(Document layout detection data)
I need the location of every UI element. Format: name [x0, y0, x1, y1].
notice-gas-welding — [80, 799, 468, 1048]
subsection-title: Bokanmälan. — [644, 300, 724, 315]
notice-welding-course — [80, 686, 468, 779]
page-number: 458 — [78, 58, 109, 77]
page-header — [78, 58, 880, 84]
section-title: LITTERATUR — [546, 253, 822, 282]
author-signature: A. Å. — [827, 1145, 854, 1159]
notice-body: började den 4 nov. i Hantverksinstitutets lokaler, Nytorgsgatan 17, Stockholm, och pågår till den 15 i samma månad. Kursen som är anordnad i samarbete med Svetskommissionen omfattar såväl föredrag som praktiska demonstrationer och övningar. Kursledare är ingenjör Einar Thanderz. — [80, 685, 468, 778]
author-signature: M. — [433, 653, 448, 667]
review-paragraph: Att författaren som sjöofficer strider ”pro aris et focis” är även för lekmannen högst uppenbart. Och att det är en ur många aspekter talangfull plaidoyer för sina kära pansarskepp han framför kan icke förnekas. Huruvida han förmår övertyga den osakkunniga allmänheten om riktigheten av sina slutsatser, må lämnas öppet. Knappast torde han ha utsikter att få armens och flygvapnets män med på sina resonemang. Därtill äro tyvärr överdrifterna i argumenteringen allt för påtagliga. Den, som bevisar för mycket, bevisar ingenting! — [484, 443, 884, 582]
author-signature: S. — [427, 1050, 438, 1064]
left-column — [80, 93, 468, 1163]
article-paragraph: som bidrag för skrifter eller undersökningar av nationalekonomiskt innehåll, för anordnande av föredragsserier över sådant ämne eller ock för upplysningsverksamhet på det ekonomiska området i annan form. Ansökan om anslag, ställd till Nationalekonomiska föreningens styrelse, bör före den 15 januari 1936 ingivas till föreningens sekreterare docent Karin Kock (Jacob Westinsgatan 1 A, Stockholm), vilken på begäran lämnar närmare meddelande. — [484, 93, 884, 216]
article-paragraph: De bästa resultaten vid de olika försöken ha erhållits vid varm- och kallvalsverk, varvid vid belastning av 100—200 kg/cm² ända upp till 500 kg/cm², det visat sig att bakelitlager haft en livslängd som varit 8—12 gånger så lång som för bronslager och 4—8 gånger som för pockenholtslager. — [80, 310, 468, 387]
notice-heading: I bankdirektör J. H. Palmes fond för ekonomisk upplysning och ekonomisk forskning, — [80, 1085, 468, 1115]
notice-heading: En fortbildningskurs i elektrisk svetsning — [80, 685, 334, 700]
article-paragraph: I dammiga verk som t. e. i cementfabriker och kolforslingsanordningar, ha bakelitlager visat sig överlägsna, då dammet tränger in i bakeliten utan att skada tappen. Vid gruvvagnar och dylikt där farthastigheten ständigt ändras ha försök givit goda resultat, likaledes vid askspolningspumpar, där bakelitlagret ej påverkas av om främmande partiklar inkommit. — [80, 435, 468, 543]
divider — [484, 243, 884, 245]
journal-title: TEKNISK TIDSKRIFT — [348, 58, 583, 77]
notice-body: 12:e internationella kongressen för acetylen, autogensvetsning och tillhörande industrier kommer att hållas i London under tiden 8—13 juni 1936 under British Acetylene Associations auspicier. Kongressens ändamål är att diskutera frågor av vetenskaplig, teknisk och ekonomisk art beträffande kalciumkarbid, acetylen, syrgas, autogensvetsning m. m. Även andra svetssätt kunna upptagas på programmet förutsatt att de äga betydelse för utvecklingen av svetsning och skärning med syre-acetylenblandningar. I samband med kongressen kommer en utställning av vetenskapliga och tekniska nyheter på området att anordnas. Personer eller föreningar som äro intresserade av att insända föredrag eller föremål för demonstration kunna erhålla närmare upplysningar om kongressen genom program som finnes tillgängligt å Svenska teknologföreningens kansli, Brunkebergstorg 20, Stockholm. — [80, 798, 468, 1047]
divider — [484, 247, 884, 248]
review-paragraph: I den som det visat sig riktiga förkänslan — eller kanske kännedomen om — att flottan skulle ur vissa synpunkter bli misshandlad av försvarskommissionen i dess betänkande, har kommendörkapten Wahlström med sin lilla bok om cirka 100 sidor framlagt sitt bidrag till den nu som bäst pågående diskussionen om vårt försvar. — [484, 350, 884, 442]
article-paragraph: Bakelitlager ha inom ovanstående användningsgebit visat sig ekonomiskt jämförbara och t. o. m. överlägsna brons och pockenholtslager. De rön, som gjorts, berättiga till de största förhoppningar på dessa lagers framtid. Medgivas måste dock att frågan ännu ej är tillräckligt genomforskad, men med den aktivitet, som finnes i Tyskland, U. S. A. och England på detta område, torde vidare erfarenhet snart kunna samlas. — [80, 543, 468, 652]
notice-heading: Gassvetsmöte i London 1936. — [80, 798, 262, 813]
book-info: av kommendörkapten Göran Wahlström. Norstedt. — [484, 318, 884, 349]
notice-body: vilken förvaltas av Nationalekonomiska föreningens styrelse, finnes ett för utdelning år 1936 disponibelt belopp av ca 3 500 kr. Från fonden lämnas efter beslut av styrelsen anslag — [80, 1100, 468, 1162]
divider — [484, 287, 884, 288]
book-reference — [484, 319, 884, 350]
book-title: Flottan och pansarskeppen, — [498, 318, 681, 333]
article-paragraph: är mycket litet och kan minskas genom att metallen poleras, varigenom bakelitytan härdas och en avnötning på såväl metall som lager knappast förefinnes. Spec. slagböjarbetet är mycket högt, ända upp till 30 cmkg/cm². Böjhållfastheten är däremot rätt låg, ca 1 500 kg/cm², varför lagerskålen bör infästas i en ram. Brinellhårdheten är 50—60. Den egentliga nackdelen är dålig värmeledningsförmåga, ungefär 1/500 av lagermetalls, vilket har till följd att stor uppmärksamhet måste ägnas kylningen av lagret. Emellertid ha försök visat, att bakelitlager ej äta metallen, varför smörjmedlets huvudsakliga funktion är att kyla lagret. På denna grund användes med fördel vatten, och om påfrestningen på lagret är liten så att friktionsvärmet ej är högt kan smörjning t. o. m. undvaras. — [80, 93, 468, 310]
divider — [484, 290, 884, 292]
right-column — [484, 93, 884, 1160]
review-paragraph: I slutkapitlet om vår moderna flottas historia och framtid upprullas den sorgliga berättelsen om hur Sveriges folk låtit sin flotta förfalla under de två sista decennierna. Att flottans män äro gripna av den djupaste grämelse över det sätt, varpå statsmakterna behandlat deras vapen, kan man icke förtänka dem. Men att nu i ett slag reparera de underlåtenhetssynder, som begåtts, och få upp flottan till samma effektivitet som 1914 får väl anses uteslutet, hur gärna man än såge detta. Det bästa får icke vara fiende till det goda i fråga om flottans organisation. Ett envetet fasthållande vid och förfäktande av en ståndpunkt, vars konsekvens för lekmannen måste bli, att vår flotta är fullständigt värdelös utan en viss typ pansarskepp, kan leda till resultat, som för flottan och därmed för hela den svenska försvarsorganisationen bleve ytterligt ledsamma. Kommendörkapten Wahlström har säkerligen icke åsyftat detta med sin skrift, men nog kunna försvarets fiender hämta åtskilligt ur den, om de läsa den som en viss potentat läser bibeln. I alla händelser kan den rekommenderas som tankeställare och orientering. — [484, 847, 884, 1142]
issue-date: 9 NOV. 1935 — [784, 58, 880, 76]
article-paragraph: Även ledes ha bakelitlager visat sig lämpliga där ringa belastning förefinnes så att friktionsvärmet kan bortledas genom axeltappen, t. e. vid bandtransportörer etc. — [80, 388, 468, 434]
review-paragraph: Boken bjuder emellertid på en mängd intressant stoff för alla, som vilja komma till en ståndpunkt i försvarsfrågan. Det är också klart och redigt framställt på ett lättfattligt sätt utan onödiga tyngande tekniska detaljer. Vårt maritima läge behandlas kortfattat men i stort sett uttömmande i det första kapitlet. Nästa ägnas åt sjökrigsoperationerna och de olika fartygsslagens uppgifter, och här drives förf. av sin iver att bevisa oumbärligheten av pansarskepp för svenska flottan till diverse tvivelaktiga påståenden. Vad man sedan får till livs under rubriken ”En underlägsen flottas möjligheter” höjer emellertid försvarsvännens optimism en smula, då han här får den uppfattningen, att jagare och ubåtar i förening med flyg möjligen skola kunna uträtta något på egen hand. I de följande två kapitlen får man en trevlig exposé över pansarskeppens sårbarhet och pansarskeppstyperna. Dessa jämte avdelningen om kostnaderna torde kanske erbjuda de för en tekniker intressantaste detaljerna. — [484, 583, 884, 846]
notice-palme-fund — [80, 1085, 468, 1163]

Problem details:
Copy every line in the entries above that has the string "column" in it.

Solution:
left-column — [80, 93, 468, 1163]
right-column — [484, 93, 884, 1160]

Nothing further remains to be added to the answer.